### OBJECTIVE
Locate "Extract the structured" in the records below, then copy its line and every following line exactly, without the pictures.

+-------+

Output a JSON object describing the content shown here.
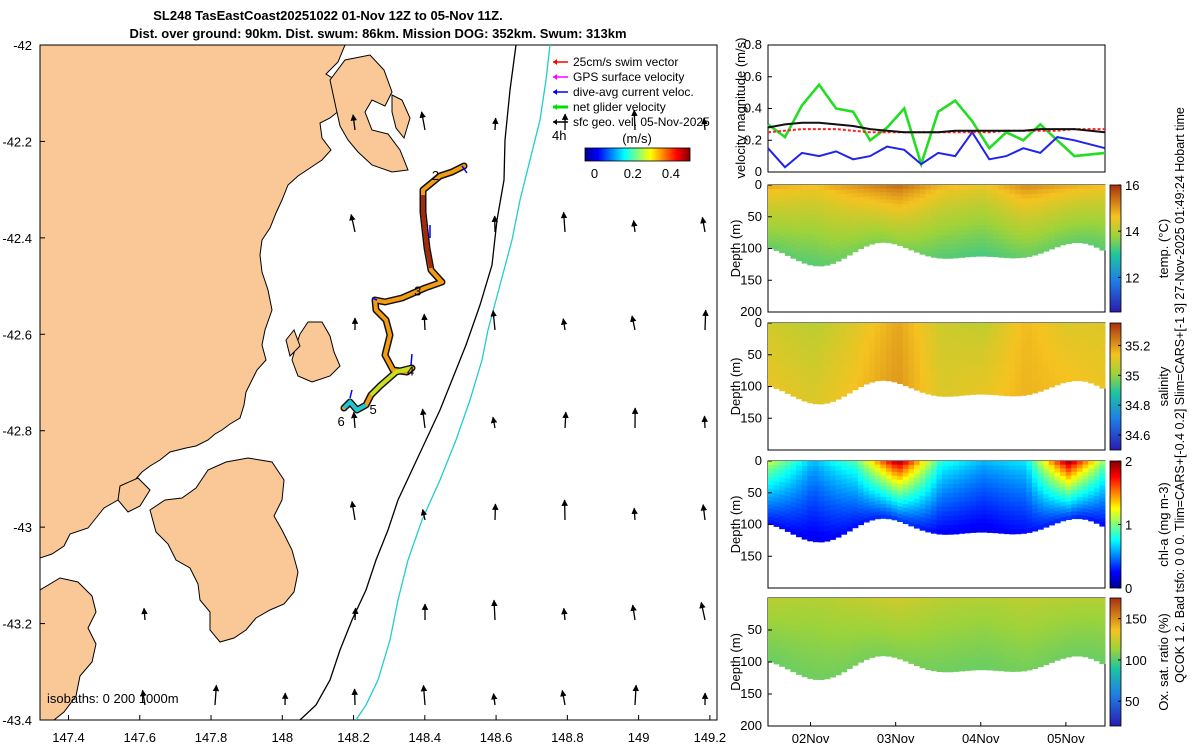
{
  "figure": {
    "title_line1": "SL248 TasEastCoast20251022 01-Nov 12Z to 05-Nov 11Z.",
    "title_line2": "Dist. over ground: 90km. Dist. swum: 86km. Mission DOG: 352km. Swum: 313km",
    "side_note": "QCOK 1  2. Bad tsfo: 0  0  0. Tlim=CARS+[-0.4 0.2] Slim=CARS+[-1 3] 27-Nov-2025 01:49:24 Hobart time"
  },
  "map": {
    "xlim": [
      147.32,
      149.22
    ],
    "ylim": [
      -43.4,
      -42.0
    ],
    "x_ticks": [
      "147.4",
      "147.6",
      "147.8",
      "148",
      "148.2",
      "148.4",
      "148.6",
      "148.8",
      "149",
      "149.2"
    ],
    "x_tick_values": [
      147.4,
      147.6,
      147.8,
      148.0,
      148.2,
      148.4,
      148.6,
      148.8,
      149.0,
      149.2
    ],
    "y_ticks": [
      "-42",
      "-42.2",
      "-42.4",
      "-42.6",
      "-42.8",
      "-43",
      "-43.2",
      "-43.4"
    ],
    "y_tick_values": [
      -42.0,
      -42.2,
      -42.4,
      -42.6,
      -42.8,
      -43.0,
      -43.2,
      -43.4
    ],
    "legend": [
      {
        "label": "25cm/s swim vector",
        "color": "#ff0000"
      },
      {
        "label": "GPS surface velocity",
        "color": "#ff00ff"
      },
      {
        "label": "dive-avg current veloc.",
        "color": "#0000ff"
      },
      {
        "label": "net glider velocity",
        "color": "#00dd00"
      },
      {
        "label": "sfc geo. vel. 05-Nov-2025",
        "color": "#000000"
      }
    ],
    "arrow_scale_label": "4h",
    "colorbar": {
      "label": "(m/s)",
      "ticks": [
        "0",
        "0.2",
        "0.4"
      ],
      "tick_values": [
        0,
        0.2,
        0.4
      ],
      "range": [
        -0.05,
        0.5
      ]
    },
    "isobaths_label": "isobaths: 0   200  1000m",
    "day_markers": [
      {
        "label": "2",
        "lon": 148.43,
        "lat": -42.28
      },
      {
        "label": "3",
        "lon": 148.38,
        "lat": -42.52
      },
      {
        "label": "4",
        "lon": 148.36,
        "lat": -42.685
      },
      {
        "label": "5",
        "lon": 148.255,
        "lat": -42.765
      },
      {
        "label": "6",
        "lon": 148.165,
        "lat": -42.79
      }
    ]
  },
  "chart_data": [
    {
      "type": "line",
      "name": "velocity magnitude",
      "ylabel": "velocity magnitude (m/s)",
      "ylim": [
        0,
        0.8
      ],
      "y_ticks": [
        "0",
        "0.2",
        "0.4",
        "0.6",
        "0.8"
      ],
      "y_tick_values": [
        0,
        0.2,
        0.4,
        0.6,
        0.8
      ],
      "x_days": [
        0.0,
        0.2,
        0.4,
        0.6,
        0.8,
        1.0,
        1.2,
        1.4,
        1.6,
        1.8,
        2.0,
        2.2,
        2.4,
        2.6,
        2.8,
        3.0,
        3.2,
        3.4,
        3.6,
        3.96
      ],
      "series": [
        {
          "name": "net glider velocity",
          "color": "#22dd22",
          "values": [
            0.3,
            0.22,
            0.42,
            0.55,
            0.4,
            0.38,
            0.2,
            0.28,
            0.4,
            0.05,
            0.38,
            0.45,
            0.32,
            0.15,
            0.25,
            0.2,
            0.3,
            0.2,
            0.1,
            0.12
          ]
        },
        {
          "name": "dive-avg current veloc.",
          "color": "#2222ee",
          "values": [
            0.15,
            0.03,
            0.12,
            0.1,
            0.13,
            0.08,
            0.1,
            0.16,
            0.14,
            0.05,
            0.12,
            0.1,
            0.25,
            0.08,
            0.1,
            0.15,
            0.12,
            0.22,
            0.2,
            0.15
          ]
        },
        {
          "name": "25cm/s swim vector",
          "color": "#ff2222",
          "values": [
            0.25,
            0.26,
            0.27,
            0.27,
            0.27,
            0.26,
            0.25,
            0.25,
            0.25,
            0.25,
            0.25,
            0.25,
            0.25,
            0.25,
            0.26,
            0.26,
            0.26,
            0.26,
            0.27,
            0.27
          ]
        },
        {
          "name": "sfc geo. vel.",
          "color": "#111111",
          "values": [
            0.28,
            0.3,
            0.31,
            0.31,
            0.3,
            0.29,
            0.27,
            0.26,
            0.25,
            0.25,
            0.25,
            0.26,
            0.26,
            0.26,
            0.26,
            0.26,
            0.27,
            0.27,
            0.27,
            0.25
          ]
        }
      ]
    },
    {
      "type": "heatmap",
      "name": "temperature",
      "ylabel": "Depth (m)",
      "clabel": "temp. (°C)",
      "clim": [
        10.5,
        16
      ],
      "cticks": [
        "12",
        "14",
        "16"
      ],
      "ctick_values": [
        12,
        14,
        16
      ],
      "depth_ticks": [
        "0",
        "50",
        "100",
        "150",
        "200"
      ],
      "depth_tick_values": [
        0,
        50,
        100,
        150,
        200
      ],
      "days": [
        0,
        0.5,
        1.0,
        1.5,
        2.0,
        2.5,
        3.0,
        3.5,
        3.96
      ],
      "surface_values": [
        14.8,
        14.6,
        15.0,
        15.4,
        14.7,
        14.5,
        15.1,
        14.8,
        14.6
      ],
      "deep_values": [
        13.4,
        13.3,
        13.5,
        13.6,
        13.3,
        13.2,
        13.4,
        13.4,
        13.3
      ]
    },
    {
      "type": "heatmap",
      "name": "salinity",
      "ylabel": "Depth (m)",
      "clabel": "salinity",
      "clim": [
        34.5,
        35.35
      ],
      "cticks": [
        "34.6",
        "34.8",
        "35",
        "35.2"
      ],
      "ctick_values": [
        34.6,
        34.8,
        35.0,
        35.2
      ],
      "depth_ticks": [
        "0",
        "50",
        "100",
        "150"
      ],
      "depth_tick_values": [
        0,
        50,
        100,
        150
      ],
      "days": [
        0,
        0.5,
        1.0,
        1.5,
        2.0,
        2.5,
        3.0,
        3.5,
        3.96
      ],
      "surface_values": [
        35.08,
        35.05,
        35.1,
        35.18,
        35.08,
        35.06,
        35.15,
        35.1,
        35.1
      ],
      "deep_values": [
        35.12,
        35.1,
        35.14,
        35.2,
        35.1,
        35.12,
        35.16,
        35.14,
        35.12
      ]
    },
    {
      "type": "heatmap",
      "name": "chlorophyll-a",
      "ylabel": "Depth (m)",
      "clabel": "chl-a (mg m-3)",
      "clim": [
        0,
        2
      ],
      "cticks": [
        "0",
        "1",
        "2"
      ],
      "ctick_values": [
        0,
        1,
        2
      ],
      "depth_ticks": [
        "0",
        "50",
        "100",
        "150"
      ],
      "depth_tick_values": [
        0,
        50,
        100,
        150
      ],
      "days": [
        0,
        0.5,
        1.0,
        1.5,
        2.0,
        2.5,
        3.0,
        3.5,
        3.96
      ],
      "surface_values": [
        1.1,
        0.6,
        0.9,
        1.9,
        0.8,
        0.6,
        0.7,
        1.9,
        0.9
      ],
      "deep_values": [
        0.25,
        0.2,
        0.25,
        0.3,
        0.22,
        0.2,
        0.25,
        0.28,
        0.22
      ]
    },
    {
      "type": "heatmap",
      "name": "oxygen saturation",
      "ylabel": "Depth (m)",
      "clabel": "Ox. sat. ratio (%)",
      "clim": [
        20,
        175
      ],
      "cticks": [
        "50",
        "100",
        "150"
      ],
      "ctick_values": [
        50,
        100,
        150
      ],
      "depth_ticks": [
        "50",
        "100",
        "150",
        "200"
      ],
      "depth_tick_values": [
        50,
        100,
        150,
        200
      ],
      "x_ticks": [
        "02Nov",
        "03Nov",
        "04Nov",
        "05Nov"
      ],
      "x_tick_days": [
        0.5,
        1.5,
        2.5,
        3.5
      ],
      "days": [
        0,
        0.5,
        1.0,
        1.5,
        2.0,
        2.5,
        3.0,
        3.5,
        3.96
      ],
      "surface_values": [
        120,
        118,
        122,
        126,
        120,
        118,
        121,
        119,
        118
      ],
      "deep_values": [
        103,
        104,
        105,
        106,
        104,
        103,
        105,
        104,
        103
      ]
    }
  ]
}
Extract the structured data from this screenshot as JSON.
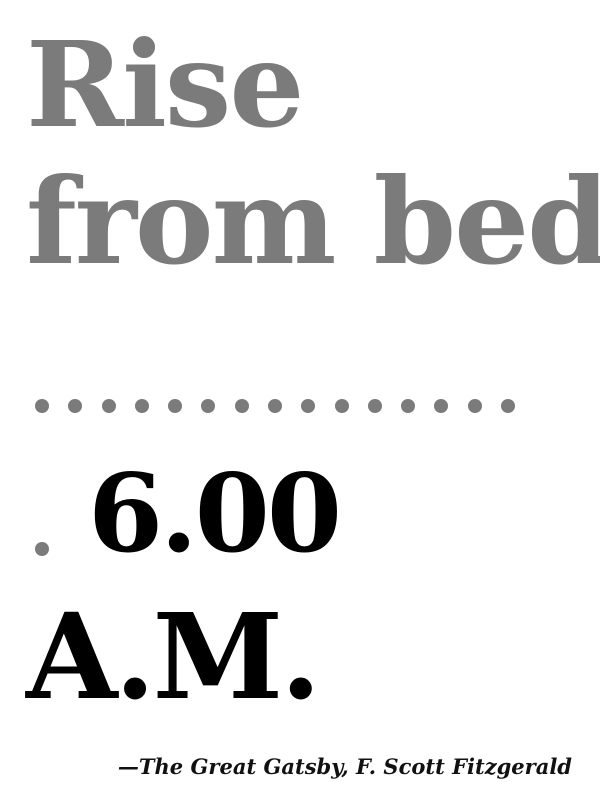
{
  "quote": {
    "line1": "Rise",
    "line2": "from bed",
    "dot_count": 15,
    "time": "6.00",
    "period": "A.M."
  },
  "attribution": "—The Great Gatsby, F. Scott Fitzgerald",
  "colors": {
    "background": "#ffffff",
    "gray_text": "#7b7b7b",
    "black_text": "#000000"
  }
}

+-------+

### CORRECT RESPONSE
Extract the structured data from this screenshot as JSON.
{
  "quote": {
    "line1": "Rise",
    "line2": "from bed",
    "dot_count": 15,
    "time": "6.00",
    "period": "A.M."
  },
  "attribution": "—The Great Gatsby, F. Scott Fitzgerald",
  "colors": {
    "background": "#ffffff",
    "gray_text": "#7b7b7b",
    "black_text": "#000000"
  }
}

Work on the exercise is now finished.